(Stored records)

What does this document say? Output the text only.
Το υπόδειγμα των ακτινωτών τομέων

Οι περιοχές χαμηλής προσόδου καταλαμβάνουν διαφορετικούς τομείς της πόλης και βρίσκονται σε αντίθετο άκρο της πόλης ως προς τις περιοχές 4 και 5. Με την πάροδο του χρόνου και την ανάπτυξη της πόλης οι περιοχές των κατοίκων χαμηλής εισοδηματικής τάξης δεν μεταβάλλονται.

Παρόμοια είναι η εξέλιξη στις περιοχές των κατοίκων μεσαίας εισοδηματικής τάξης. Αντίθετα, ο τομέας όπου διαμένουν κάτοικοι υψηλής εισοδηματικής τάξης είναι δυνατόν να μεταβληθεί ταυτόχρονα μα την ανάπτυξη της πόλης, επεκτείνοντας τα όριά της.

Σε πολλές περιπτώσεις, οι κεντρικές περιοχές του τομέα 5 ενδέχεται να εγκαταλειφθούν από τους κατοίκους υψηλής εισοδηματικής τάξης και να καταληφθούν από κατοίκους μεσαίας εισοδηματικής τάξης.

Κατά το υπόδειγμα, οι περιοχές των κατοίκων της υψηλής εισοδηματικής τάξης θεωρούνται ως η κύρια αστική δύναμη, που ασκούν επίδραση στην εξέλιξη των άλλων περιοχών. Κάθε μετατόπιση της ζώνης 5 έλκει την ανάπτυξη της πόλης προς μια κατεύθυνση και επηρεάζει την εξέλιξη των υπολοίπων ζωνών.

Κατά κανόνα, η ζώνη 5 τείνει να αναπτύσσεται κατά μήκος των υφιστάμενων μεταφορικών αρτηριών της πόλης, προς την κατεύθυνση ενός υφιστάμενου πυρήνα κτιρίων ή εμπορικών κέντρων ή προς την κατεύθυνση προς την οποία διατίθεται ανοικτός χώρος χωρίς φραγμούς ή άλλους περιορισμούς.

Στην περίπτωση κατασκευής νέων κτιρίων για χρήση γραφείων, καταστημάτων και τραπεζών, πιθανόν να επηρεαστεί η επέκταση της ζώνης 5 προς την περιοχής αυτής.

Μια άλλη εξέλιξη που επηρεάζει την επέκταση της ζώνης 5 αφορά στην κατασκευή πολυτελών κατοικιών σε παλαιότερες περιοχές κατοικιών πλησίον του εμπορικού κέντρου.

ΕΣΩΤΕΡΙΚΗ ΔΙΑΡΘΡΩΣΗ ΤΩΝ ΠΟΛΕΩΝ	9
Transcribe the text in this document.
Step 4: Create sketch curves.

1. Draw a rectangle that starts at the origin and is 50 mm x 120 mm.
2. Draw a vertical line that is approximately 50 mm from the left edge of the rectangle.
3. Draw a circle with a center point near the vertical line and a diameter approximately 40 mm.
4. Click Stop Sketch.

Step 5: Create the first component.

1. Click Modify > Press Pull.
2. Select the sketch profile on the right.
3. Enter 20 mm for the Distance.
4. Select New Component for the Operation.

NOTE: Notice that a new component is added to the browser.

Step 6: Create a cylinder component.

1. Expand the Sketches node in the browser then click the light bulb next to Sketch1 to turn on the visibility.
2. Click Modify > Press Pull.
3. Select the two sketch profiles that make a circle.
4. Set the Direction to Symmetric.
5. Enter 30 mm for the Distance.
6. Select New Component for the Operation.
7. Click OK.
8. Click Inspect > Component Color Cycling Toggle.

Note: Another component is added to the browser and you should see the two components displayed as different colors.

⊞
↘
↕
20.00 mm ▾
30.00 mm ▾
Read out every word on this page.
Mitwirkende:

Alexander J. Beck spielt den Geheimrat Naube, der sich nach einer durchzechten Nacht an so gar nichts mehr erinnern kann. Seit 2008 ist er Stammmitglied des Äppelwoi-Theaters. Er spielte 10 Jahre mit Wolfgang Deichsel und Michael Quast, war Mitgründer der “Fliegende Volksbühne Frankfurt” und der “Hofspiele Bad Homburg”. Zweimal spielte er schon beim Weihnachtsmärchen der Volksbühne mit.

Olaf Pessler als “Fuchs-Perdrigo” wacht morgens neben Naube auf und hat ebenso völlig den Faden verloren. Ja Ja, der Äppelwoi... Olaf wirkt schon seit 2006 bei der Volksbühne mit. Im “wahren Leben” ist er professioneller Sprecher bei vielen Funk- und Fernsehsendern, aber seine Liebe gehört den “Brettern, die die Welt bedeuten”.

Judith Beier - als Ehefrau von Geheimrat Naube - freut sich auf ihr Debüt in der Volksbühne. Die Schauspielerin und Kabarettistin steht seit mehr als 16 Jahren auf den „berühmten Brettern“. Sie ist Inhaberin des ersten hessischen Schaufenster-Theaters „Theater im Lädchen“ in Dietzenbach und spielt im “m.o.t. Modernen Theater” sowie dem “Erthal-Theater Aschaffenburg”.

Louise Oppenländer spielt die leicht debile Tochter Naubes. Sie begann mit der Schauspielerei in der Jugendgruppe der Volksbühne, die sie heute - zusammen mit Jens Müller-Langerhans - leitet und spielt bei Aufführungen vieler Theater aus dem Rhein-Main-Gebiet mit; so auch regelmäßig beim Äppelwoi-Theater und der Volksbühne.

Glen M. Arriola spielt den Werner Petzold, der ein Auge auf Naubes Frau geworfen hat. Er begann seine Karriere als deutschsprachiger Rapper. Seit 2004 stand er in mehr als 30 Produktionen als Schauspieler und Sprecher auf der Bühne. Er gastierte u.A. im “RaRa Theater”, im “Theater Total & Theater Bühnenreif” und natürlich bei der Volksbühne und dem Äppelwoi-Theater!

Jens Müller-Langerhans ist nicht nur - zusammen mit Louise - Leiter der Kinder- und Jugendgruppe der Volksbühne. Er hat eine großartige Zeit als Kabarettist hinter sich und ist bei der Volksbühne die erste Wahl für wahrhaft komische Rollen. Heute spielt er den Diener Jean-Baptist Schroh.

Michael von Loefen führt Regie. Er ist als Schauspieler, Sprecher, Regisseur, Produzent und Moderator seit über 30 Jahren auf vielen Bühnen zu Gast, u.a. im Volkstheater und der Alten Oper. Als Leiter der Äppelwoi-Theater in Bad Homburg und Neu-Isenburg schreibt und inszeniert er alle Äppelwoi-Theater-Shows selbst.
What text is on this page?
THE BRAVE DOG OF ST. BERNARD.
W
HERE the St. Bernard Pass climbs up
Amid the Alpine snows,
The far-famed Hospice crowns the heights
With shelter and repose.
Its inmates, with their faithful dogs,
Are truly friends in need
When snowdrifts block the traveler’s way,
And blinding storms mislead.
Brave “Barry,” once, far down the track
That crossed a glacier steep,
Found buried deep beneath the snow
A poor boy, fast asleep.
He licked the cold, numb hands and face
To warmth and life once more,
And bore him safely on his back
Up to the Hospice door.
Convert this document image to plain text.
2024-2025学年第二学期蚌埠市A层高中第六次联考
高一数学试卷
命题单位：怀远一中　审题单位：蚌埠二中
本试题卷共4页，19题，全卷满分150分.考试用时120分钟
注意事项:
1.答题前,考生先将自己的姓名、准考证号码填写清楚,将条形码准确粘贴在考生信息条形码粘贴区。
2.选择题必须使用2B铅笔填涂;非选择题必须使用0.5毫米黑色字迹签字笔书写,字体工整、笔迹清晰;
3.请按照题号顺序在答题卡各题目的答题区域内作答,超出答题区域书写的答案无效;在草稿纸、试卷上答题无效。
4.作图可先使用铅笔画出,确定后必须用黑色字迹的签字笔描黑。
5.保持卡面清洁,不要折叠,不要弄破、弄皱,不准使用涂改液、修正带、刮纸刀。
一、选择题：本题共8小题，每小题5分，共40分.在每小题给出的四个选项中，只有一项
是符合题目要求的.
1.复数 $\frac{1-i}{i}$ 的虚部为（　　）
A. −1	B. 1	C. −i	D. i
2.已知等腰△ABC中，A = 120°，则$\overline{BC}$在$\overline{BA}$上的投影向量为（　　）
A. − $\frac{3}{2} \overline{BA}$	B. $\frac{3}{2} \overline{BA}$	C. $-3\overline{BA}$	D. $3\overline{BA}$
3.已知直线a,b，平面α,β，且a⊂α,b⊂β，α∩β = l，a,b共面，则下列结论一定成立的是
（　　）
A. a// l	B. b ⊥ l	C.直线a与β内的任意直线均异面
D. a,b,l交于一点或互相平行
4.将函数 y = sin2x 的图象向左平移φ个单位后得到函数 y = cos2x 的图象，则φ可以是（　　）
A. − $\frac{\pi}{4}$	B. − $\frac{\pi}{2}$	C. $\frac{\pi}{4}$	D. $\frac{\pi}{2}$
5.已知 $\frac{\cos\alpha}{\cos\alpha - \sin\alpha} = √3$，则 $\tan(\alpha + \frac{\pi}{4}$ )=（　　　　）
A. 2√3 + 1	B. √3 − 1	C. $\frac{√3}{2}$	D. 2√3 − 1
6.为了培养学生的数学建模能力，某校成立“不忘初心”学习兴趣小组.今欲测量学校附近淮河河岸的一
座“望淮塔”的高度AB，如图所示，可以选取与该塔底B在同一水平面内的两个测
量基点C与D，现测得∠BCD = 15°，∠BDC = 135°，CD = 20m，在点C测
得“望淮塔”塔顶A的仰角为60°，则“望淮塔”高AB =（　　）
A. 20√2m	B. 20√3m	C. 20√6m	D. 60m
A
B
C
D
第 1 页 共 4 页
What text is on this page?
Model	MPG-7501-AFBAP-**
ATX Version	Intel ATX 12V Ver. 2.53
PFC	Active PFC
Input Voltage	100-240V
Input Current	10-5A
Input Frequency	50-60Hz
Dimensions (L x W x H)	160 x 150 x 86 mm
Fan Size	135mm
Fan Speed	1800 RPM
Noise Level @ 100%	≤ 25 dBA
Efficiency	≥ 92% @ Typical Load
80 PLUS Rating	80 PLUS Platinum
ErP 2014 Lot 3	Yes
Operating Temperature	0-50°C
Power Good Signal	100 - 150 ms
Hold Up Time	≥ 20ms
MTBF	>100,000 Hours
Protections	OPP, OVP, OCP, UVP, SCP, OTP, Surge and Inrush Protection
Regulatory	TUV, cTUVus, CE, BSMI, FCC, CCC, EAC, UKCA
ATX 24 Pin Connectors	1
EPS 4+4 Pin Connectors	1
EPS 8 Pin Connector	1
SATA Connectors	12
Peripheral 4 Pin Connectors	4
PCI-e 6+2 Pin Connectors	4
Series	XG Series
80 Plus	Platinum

DESCRIPTION OF THE TASK: Locate the word "πόλης" in the entries, and copy every line where it is found.

PROBLEM SOLUTION:
Οι περιοχές χαμηλής προσόδου καταλαμβάνουν διαφορετικούς τομείς της πόλης και βρίσκονται σε αντίθετο άκρο της πόλης ως προς τις περιοχές 4 και 5. Με την πάροδο του χρόνου και την ανάπτυξη της πόλης οι περιοχές των κατοίκων χαμηλής εισοδηματικής τάξης δεν μεταβάλλονται.
Παρόμοια είναι η εξέλιξη στις περιοχές των κατοίκων μεσαίας εισοδηματικής τάξης. Αντίθετα, ο τομέας όπου διαμένουν κάτοικοι υψηλής εισοδηματικής τάξης είναι δυνατόν να μεταβληθεί ταυτόχρονα μα την ανάπτυξη της πόλης, επεκτείνοντας τα όριά της.
Κατά το υπόδειγμα, οι περιοχές των κατοίκων της υψηλής εισοδηματικής τάξης θεωρούνται ως η κύρια αστική δύναμη, που ασκούν επίδραση στην εξέλιξη των άλλων περιοχών. Κάθε μετατόπιση της ζώνης 5 έλκει την ανάπτυξη της πόλης προς μια κατεύθυνση και επηρεάζει την εξέλιξη των υπολοίπων ζωνών.
Κατά κανόνα, η ζώνη 5 τείνει να αναπτύσσεται κατά μήκος των υφιστάμενων μεταφορικών αρτηριών της πόλης, προς την κατεύθυνση ενός υφιστάμενου πυρήνα κτιρίων ή εμπορικών κέντρων ή προς την κατεύθυνση προς την οποία διατίθεται ανοικτός χώρος χωρίς φραγμούς ή άλλους περιορισμούς.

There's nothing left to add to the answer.